[Items from a figure collection]
■ ■ ■

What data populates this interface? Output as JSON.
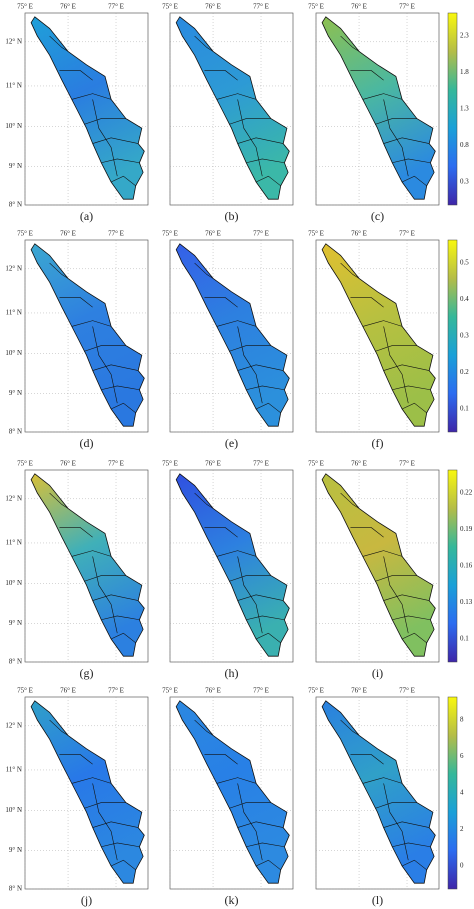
{
  "longitude_labels": [
    "75° E",
    "76° E",
    "77° E"
  ],
  "latitude_labels": [
    "12° N",
    "11° N",
    "10° N",
    "9° N",
    "8° N"
  ],
  "panels": [
    {
      "label": "(a)"
    },
    {
      "label": "(b)"
    },
    {
      "label": "(c)"
    },
    {
      "label": "(d)"
    },
    {
      "label": "(e)"
    },
    {
      "label": "(f)"
    },
    {
      "label": "(g)"
    },
    {
      "label": "(h)"
    },
    {
      "label": "(i)"
    },
    {
      "label": "(j)"
    },
    {
      "label": "(k)"
    },
    {
      "label": "(l)"
    }
  ],
  "colorbars": [
    {
      "ticks": [
        2.3,
        1.8,
        1.3,
        0.8,
        0.3
      ]
    },
    {
      "ticks": [
        0.5,
        0.4,
        0.3,
        0.2,
        0.1
      ]
    },
    {
      "ticks": [
        0.22,
        0.19,
        0.16,
        0.13,
        0.1
      ]
    },
    {
      "ticks": [
        8,
        6,
        4,
        2,
        0
      ]
    }
  ]
}
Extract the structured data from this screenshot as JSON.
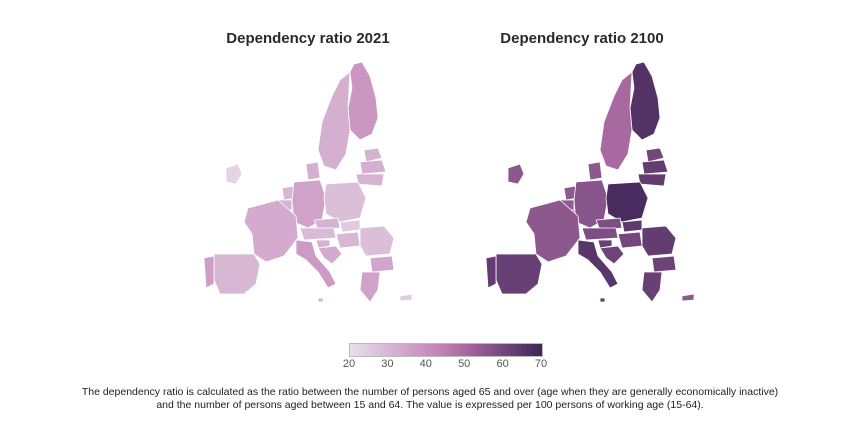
{
  "maps": [
    {
      "title": "Dependency ratio 2021",
      "countries": {
        "ireland": 23,
        "portugal": 36,
        "spain": 30,
        "france": 33,
        "belgium": 31,
        "netherlands": 30,
        "luxembourg": 22,
        "germany": 35,
        "denmark": 32,
        "sweden": 32,
        "finland": 38,
        "estonia": 31,
        "latvia": 32,
        "lithuania": 31,
        "poland": 28,
        "czechia": 31,
        "slovakia": 25,
        "austria": 29,
        "hungary": 30,
        "slovenia": 31,
        "croatia": 33,
        "romania": 28,
        "bulgaria": 34,
        "greece": 35,
        "italy": 37,
        "malta": 30,
        "cyprus": 25
      }
    },
    {
      "title": "Dependency ratio 2100",
      "countries": {
        "ireland": 55,
        "portugal": 63,
        "spain": 62,
        "france": 55,
        "belgium": 54,
        "netherlands": 55,
        "luxembourg": 52,
        "germany": 56,
        "denmark": 55,
        "sweden": 50,
        "finland": 66,
        "estonia": 60,
        "latvia": 63,
        "lithuania": 63,
        "poland": 68,
        "czechia": 58,
        "slovakia": 64,
        "austria": 58,
        "hungary": 60,
        "slovenia": 62,
        "croatia": 61,
        "romania": 63,
        "bulgaria": 61,
        "greece": 62,
        "italy": 65,
        "malta": 62,
        "cyprus": 55
      }
    }
  ],
  "legend": {
    "ticks": [
      "20",
      "30",
      "40",
      "50",
      "60",
      "70"
    ],
    "min": 20,
    "max": 70,
    "colors": [
      "#e7dfec",
      "#c27ab2",
      "#3e2558"
    ]
  },
  "caption": {
    "line1": "The dependency ratio is calculated as the ratio between the number of persons aged 65 and over (age when they are generally economically inactive)",
    "line2": "and the number of persons aged between 15 and 64. The value is expressed per 100 persons of working age (15-64)."
  }
}
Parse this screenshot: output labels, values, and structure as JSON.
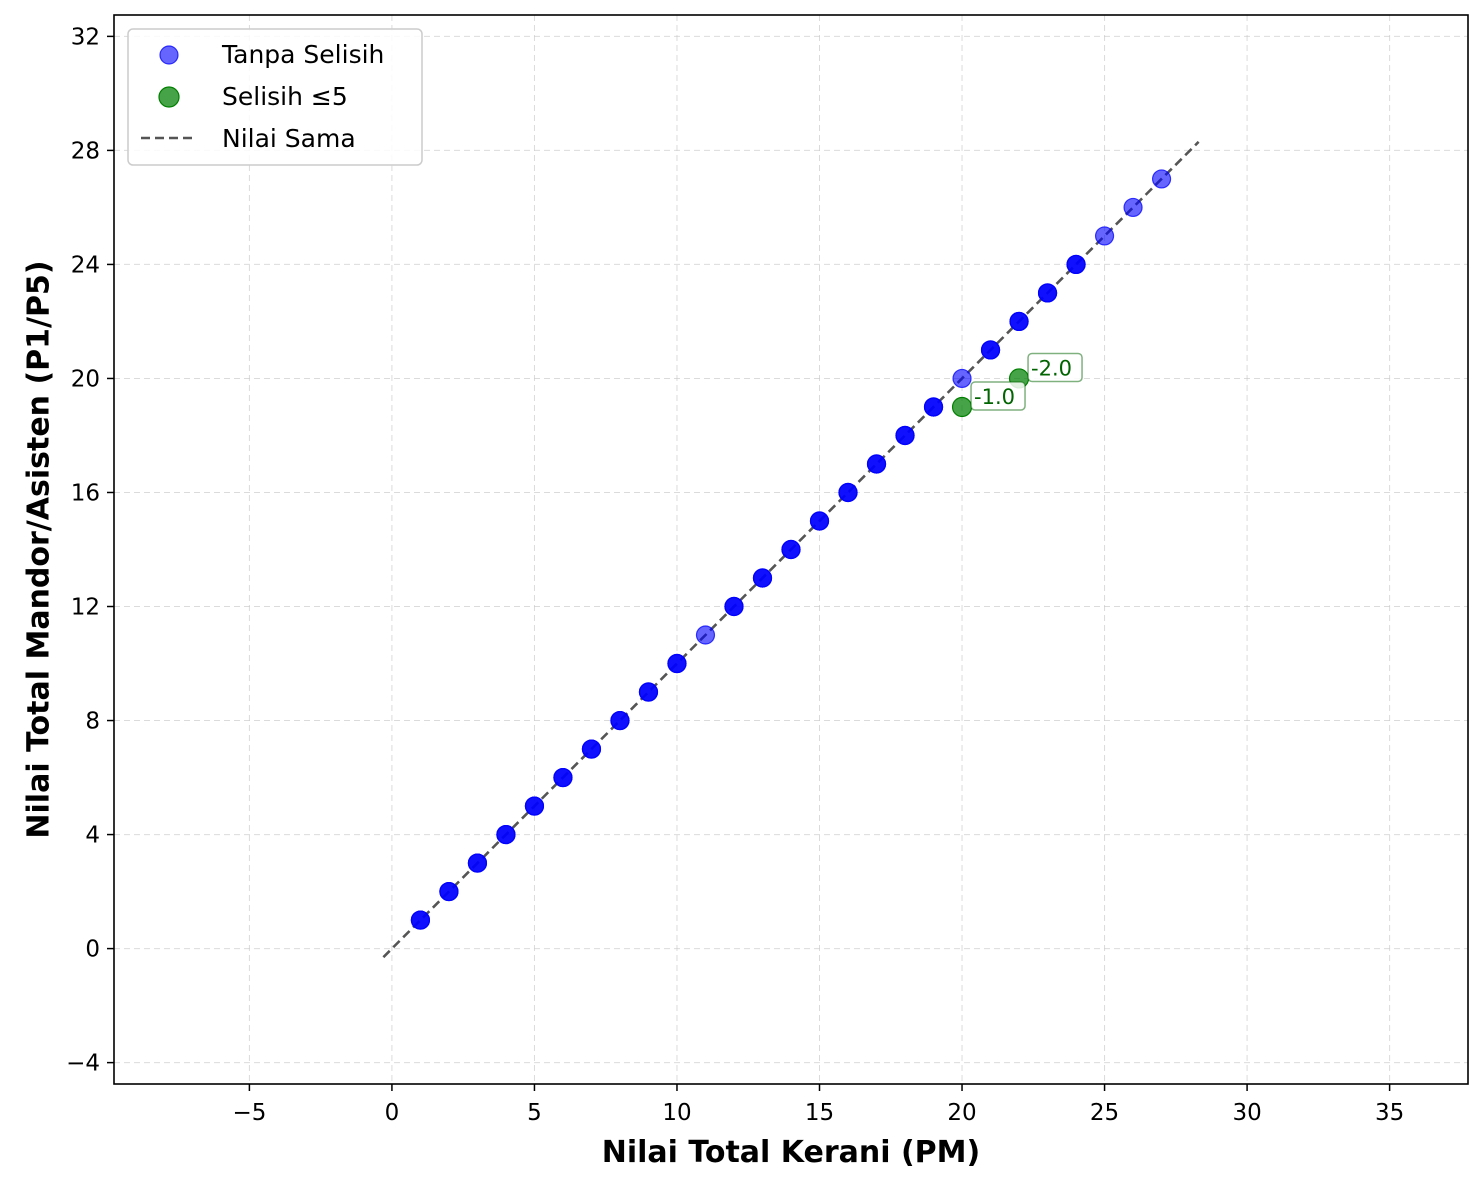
{
  "chart_data": {
    "type": "scatter",
    "xlabel": "Nilai Total Kerani (PM)",
    "ylabel": "Nilai Total Mandor/Asisten (P1/P5)",
    "xlim": [
      -9.75,
      37.75
    ],
    "ylim": [
      -4.75,
      32.75
    ],
    "x_ticks": [
      -5,
      0,
      5,
      10,
      15,
      20,
      25,
      30,
      35
    ],
    "y_ticks": [
      -4,
      0,
      4,
      8,
      12,
      16,
      20,
      24,
      28,
      32
    ],
    "x_tick_labels": [
      "−5",
      "0",
      "5",
      "10",
      "15",
      "20",
      "25",
      "30",
      "35"
    ],
    "y_tick_labels": [
      "−4",
      "0",
      "4",
      "8",
      "12",
      "16",
      "20",
      "24",
      "28",
      "32"
    ],
    "grid": true,
    "legend_position": "top-left",
    "series": [
      {
        "name": "Tanpa Selisih",
        "color": "#0000ff",
        "overlap_counts": [
          3,
          3,
          3,
          3,
          3,
          3,
          3,
          3,
          3,
          3,
          1,
          3,
          3,
          3,
          3,
          3,
          3,
          3,
          3,
          1,
          3,
          3,
          3,
          3,
          1,
          1,
          1
        ],
        "points": [
          [
            1,
            1
          ],
          [
            2,
            2
          ],
          [
            3,
            3
          ],
          [
            4,
            4
          ],
          [
            5,
            5
          ],
          [
            6,
            6
          ],
          [
            7,
            7
          ],
          [
            8,
            8
          ],
          [
            9,
            9
          ],
          [
            10,
            10
          ],
          [
            11,
            11
          ],
          [
            12,
            12
          ],
          [
            13,
            13
          ],
          [
            14,
            14
          ],
          [
            15,
            15
          ],
          [
            16,
            16
          ],
          [
            17,
            17
          ],
          [
            18,
            18
          ],
          [
            19,
            19
          ],
          [
            20,
            20
          ],
          [
            21,
            21
          ],
          [
            22,
            22
          ],
          [
            23,
            23
          ],
          [
            24,
            24
          ],
          [
            25,
            25
          ],
          [
            26,
            26
          ],
          [
            27,
            27
          ]
        ]
      },
      {
        "name": "Selisih ≤5",
        "color": "#008000",
        "points": [
          [
            20,
            19
          ],
          [
            22,
            20
          ]
        ]
      }
    ],
    "reference_line": {
      "name": "Nilai Sama",
      "color": "#555555",
      "style": "dashed",
      "from": [
        -0.3,
        -0.3
      ],
      "to": [
        28.3,
        28.3
      ]
    },
    "annotations": [
      {
        "text": "-1.0",
        "x": 20,
        "y": 19,
        "color": "#006400"
      },
      {
        "text": "-2.0",
        "x": 22,
        "y": 20,
        "color": "#006400"
      }
    ]
  }
}
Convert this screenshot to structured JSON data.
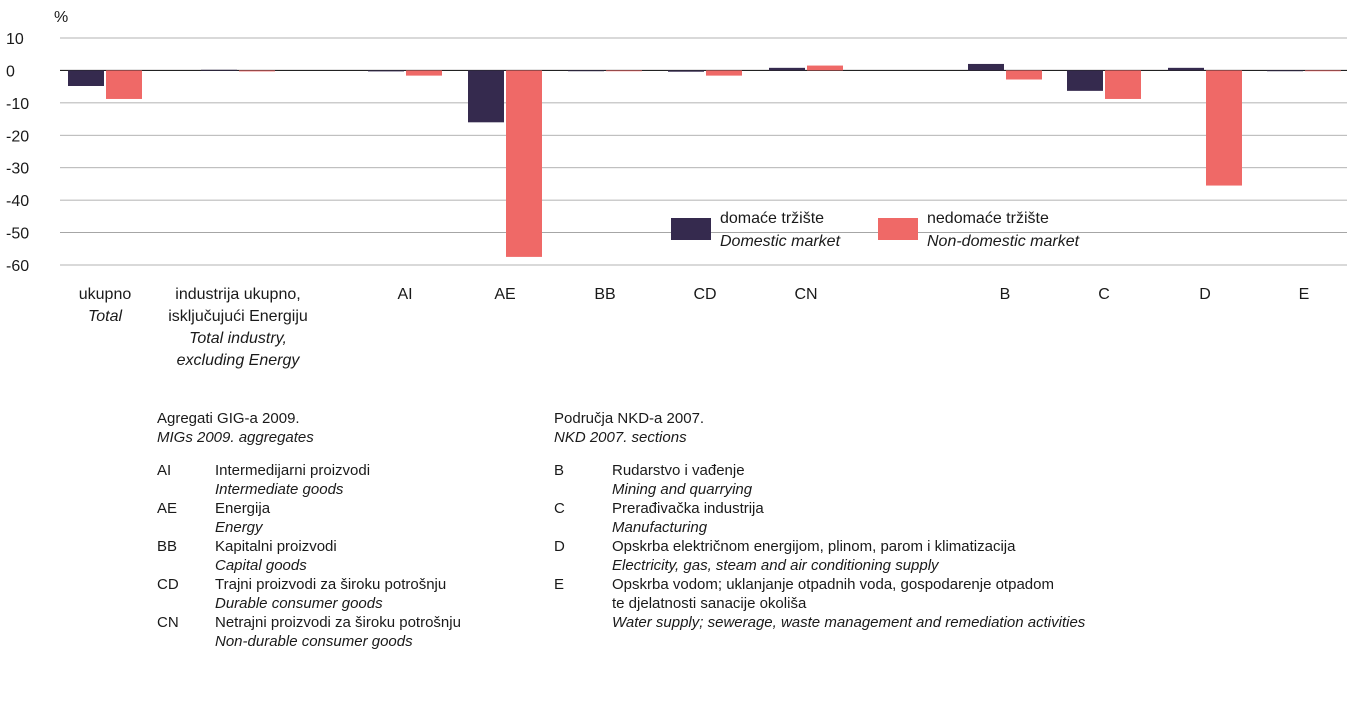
{
  "chart_data": {
    "type": "bar",
    "ylabel": "%",
    "ylim": [
      -60,
      10
    ],
    "yticks": [
      10,
      0,
      -10,
      -20,
      -30,
      -40,
      -50,
      -60
    ],
    "grid": true,
    "categories": [
      {
        "code": "",
        "label": [
          "ukupno"
        ],
        "label_en": [
          "Total"
        ]
      },
      {
        "code": "",
        "label": [
          "industrija ukupno,",
          "isključujući Energiju"
        ],
        "label_en": [
          "Total industry,",
          "excluding Energy"
        ]
      },
      {
        "code": "AI",
        "label": [
          "AI"
        ],
        "label_en": []
      },
      {
        "code": "AE",
        "label": [
          "AE"
        ],
        "label_en": []
      },
      {
        "code": "BB",
        "label": [
          "BB"
        ],
        "label_en": []
      },
      {
        "code": "CD",
        "label": [
          "CD"
        ],
        "label_en": []
      },
      {
        "code": "CN",
        "label": [
          "CN"
        ],
        "label_en": []
      },
      {
        "code": "B",
        "label": [
          "B"
        ],
        "label_en": []
      },
      {
        "code": "C",
        "label": [
          "C"
        ],
        "label_en": []
      },
      {
        "code": "D",
        "label": [
          "D"
        ],
        "label_en": []
      },
      {
        "code": "E",
        "label": [
          "E"
        ],
        "label_en": []
      }
    ],
    "series": [
      {
        "name": "domaće tržište",
        "name_en": "Domestic market",
        "color": "#352a4e",
        "values": [
          -4.8,
          0.2,
          -0.3,
          -16.0,
          0.0,
          -0.4,
          0.8,
          2.0,
          -6.3,
          0.8,
          0.0
        ]
      },
      {
        "name": "nedomaće tržište",
        "name_en": "Non-domestic market",
        "color": "#ef6967",
        "values": [
          -8.8,
          -0.3,
          -1.6,
          -57.5,
          -0.2,
          -1.6,
          1.5,
          -2.8,
          -8.8,
          -35.5,
          0.0
        ]
      }
    ],
    "legend_position": "bottom-right"
  },
  "notes": {
    "mig": {
      "heading": "Agregati GIG-a 2009.",
      "heading_en": "MIGs 2009. aggregates",
      "items": [
        {
          "code": "AI",
          "text": "Intermedijarni proizvodi",
          "text_en": "Intermediate goods"
        },
        {
          "code": "AE",
          "text": "Energija",
          "text_en": "Energy"
        },
        {
          "code": "BB",
          "text": "Kapitalni proizvodi",
          "text_en": "Capital goods"
        },
        {
          "code": "CD",
          "text": "Trajni proizvodi za široku potrošnju",
          "text_en": "Durable consumer goods"
        },
        {
          "code": "CN",
          "text": "Netrajni proizvodi za široku potrošnju",
          "text_en": "Non-durable consumer goods"
        }
      ]
    },
    "nkd": {
      "heading": "Područja NKD-a 2007.",
      "heading_en": "NKD 2007. sections",
      "items": [
        {
          "code": "B",
          "text": "Rudarstvo i vađenje",
          "text_en": "Mining and quarrying"
        },
        {
          "code": "C",
          "text": "Prerađivačka industrija",
          "text_en": "Manufacturing"
        },
        {
          "code": "D",
          "text": "Opskrba električnom energijom, plinom, parom i klimatizacija",
          "text_en": "Electricity, gas, steam and air conditioning supply"
        },
        {
          "code": "E",
          "text": "Opskrba vodom; uklanjanje otpadnih voda, gospodarenje otpadom\nte djelatnosti sanacije okoliša",
          "text_en": "Water supply; sewerage, waste management and remediation activities"
        }
      ]
    }
  }
}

■ ■ ■

**Description of the task**
List each line of the entries that holds the string "JSON".

**Task output**
What data populates this interface? Output as JSON.
Extract the structured data from this screenshot as JSON.
Parse this screenshot: output labels, values, and structure as JSON.
Convert this screenshot to structured JSON data.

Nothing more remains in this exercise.